◆ The request ◆
In the data that follows, count each line holding the string "JSON"; answer with the number only.

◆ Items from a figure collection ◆

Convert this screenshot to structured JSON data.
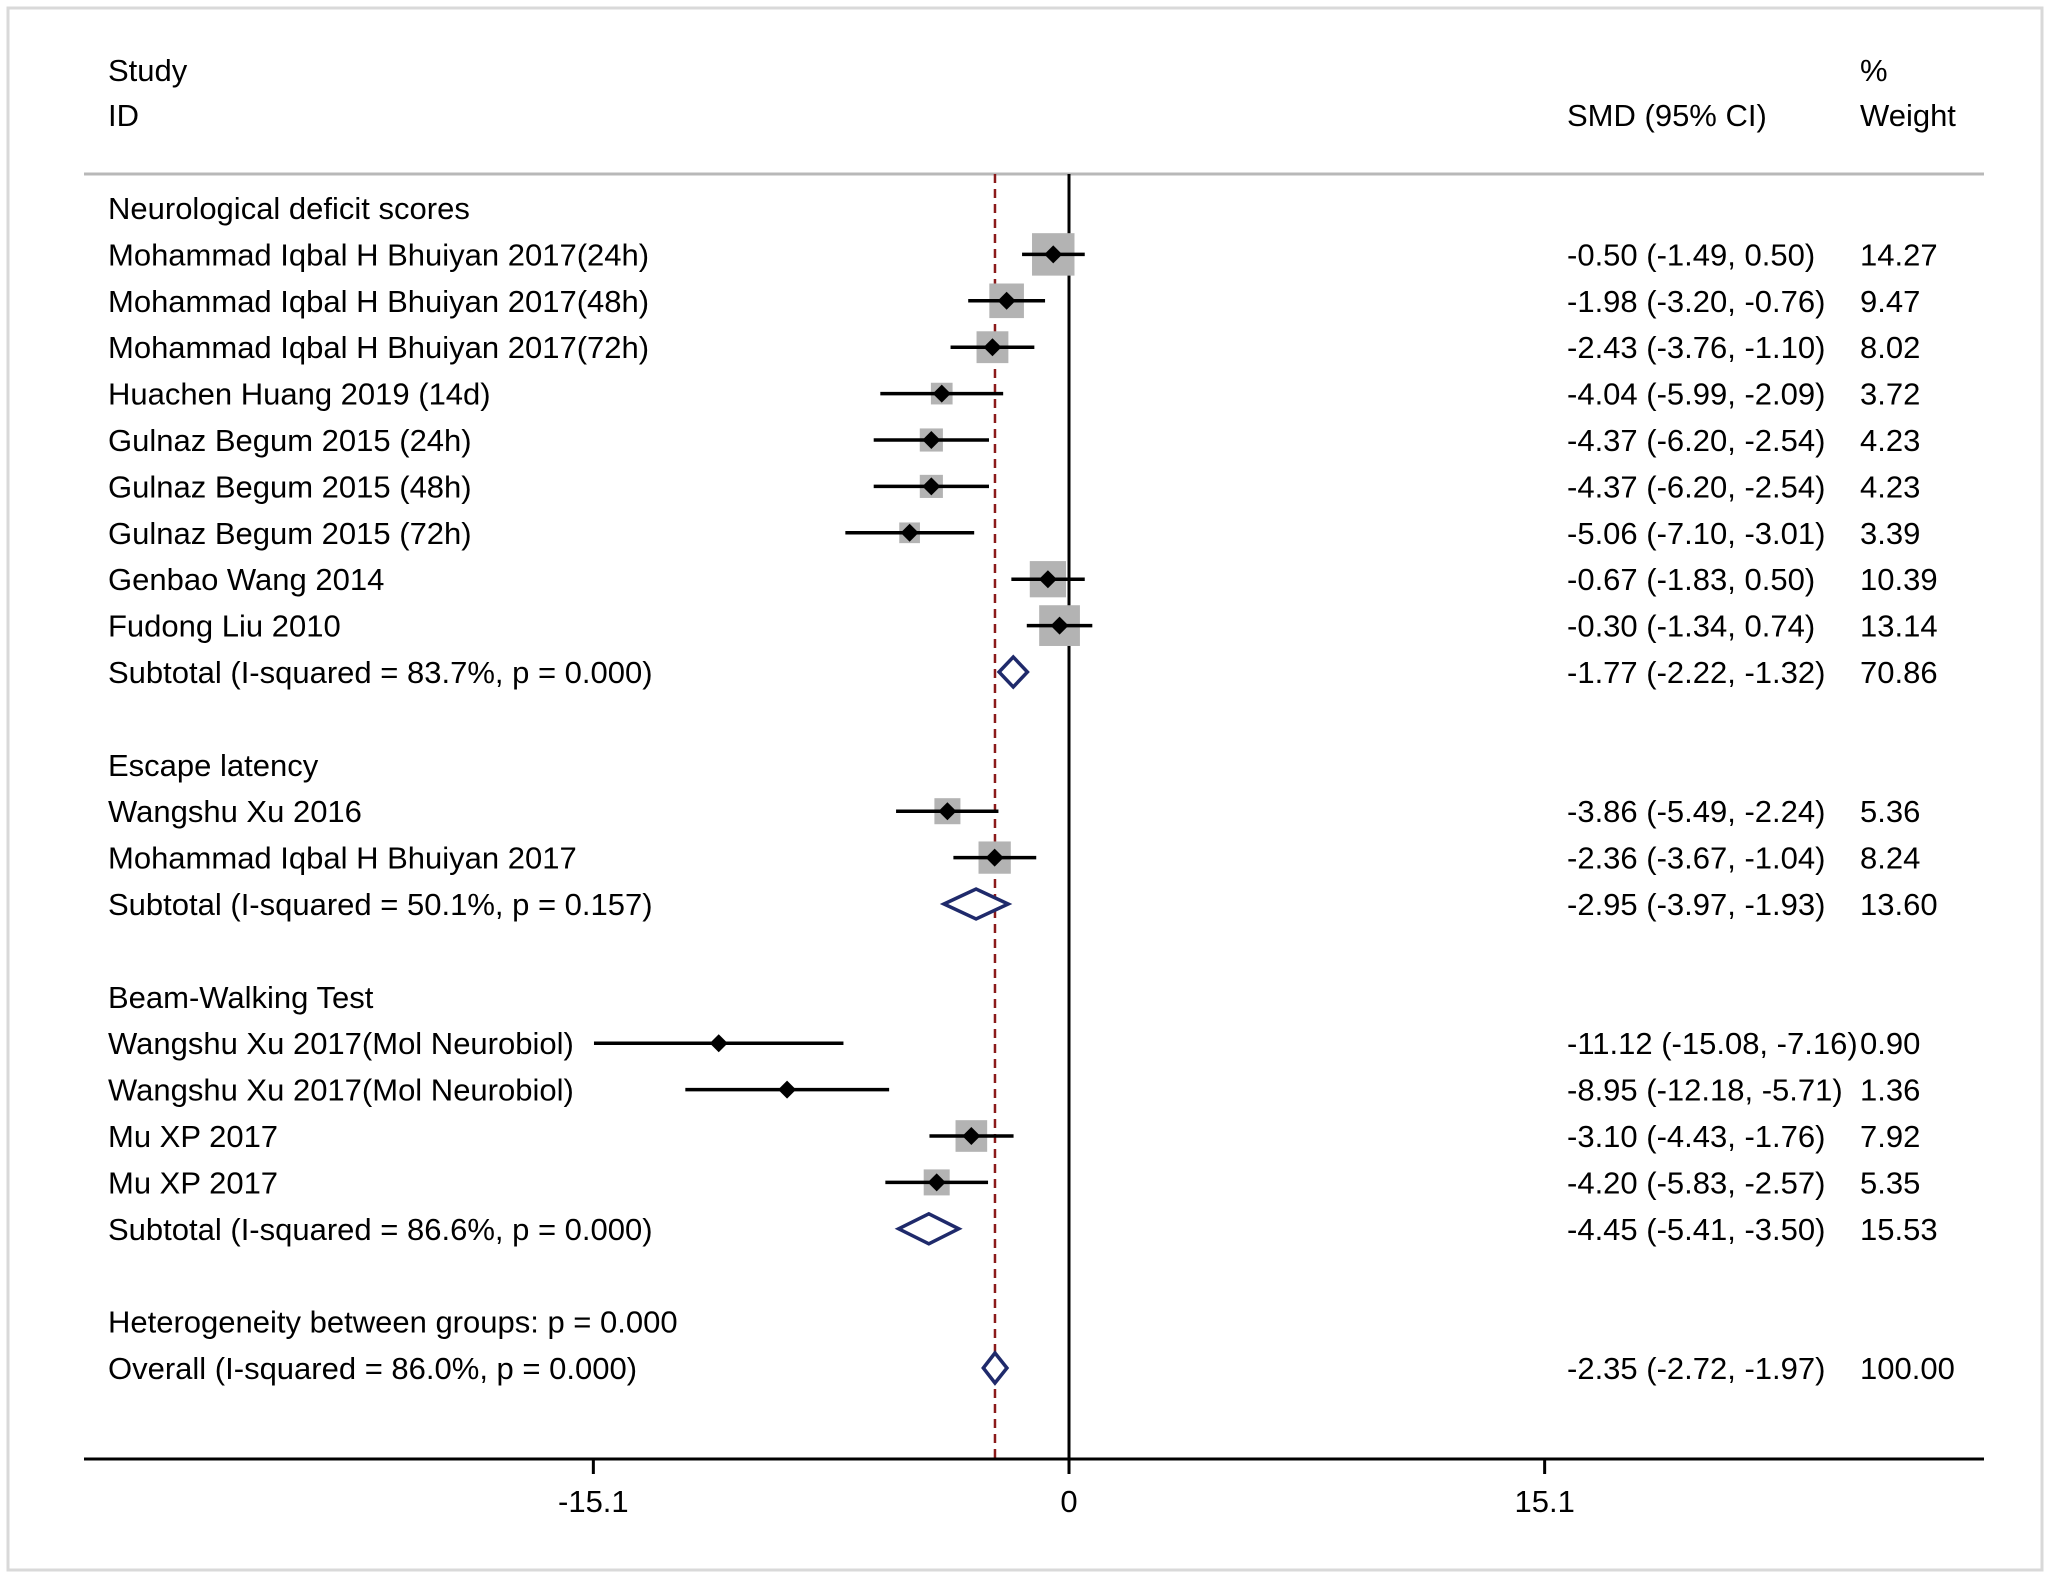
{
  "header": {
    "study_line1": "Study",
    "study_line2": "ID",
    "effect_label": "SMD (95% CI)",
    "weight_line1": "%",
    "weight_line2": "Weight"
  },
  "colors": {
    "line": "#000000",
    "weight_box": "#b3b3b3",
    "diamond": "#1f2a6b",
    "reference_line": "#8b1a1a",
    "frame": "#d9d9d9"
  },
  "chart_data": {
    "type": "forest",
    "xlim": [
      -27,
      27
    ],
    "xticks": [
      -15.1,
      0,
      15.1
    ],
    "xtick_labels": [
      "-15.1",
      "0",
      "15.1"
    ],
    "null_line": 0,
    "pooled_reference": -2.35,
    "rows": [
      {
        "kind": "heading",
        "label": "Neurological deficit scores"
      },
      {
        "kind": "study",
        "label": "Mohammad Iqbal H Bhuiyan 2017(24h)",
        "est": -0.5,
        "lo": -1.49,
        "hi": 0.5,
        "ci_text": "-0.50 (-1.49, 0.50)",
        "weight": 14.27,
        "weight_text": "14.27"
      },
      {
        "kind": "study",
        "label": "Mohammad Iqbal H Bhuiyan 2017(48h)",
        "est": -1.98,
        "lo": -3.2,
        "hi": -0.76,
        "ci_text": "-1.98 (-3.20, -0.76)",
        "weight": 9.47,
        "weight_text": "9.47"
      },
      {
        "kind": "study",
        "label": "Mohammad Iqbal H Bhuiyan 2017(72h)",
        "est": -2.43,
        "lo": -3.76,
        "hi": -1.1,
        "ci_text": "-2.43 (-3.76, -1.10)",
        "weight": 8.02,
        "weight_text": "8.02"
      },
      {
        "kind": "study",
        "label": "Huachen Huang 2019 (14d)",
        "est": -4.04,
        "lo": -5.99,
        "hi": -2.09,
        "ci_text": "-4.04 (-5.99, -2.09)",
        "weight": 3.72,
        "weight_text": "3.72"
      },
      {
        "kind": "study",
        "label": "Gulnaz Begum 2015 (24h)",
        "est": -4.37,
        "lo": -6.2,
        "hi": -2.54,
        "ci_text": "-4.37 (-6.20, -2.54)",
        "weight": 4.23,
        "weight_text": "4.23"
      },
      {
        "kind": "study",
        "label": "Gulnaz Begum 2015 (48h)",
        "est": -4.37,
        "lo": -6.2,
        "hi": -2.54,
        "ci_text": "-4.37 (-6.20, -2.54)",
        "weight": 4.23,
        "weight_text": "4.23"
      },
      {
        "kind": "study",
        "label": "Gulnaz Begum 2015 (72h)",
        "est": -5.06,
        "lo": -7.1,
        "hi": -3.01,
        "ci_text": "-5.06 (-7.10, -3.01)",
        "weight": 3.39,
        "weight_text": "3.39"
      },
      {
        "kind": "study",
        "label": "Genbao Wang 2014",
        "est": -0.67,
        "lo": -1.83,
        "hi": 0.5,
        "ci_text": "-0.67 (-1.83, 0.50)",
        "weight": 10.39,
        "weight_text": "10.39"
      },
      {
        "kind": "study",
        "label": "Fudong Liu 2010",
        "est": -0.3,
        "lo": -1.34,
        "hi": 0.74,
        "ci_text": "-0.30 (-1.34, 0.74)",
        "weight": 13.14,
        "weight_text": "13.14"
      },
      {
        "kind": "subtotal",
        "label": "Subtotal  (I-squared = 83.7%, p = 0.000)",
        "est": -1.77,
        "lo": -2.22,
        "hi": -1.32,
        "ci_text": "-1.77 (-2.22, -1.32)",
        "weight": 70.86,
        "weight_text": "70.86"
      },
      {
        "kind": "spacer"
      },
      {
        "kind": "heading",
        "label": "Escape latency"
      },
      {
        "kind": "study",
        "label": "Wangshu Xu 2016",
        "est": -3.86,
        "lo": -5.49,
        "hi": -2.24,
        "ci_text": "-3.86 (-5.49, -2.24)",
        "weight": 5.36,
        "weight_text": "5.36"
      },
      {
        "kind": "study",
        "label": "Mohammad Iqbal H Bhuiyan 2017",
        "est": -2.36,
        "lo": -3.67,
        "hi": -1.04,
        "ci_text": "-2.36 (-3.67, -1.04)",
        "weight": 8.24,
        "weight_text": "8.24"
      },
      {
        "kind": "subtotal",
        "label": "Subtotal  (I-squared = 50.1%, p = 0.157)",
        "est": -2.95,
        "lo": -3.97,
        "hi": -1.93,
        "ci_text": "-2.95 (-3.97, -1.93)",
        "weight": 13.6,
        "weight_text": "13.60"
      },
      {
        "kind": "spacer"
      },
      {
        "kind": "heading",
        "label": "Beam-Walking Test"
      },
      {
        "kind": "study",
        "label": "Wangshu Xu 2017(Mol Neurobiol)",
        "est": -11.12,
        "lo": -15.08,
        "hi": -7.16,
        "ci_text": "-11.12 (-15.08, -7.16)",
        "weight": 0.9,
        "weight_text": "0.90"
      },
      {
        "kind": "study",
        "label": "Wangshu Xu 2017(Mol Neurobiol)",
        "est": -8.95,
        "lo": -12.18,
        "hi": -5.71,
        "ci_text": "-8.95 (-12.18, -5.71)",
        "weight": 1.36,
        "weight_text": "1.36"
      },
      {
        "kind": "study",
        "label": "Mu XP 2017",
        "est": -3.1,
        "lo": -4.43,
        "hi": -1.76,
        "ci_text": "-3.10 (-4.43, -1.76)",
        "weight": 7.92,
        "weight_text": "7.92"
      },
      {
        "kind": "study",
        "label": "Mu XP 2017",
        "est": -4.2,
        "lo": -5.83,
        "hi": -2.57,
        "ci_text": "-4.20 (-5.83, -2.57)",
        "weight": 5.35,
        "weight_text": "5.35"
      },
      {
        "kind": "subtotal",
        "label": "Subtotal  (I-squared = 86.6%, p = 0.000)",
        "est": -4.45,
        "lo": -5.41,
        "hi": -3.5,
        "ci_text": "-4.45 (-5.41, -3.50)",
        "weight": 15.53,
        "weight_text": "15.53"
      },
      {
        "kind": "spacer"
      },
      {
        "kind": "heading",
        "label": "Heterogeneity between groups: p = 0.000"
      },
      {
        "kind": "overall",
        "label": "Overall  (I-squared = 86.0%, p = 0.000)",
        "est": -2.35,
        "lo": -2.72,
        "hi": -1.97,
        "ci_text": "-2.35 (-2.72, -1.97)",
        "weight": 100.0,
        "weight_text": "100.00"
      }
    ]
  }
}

--

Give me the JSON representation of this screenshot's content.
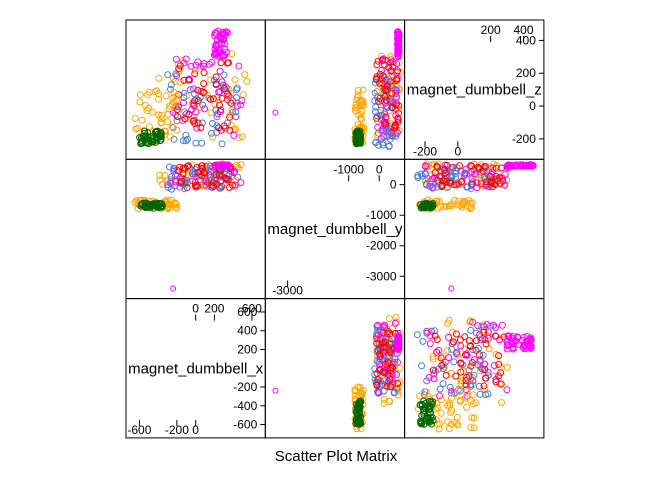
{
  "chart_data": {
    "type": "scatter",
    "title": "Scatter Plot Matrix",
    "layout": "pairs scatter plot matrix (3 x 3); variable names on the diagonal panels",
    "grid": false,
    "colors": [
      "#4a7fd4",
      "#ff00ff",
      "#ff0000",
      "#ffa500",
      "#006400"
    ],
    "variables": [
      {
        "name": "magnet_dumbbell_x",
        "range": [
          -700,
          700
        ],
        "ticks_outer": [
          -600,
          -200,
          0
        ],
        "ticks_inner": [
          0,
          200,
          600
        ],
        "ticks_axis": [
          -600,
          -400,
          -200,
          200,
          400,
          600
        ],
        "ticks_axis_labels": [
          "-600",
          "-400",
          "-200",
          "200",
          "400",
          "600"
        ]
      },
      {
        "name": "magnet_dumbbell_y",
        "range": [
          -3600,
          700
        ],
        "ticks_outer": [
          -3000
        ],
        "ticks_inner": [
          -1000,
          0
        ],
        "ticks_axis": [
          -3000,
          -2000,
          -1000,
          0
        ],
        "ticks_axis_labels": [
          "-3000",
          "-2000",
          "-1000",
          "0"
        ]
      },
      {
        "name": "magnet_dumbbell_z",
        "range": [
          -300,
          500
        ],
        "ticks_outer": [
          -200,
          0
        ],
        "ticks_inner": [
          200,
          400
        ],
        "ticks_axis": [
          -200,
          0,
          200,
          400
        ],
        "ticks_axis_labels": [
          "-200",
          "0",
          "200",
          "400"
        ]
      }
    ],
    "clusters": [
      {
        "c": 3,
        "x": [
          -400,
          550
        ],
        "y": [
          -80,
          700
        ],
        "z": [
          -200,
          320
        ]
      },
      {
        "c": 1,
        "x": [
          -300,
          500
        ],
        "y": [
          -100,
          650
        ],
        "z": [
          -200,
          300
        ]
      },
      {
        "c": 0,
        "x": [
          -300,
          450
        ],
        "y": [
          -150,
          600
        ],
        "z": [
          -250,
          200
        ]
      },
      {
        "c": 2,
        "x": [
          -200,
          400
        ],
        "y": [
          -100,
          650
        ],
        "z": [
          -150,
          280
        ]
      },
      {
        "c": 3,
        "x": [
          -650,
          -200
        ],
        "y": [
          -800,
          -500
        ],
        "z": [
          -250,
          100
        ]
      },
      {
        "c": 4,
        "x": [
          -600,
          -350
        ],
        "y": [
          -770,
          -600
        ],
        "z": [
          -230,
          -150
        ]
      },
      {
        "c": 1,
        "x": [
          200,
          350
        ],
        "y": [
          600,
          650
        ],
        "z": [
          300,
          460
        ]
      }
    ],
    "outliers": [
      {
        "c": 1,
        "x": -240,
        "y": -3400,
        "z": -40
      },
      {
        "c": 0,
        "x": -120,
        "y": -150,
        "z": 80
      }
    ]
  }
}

◆ Final result ◆
2